= Task directions =
Return the count of lines that hold the string "normal", with no other words.

[Excerpt from a dataset]

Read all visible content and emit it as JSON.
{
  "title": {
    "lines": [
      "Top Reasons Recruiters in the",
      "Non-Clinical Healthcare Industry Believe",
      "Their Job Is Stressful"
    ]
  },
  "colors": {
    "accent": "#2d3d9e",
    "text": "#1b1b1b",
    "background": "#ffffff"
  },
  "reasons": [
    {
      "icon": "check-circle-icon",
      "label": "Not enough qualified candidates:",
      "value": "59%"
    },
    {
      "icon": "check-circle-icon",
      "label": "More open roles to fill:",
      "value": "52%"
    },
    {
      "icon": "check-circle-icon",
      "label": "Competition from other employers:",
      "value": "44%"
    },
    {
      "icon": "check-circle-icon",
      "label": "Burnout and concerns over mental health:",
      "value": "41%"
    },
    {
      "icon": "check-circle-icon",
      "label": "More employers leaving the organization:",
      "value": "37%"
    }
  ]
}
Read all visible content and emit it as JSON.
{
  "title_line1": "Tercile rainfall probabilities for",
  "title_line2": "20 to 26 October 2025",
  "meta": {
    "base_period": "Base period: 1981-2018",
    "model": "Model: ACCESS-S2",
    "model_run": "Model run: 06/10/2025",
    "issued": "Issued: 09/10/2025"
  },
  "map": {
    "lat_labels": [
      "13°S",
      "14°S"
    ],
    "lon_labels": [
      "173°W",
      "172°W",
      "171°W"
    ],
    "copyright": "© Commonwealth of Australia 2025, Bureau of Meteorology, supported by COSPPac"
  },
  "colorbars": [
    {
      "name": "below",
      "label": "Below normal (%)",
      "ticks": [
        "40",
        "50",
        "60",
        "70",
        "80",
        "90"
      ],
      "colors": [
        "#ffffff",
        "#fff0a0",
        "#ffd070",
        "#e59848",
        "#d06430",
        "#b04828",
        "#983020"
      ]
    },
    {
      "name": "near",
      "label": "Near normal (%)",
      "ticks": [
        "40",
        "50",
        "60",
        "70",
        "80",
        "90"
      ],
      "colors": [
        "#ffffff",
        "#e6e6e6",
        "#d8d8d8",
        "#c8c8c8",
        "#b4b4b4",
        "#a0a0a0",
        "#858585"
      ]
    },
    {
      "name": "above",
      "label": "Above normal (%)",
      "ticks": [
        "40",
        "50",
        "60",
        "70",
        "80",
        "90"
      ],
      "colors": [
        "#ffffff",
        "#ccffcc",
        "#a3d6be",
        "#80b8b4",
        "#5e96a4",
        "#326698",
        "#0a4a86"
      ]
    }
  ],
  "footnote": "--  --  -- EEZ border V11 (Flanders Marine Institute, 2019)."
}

= Response to this exercise =
3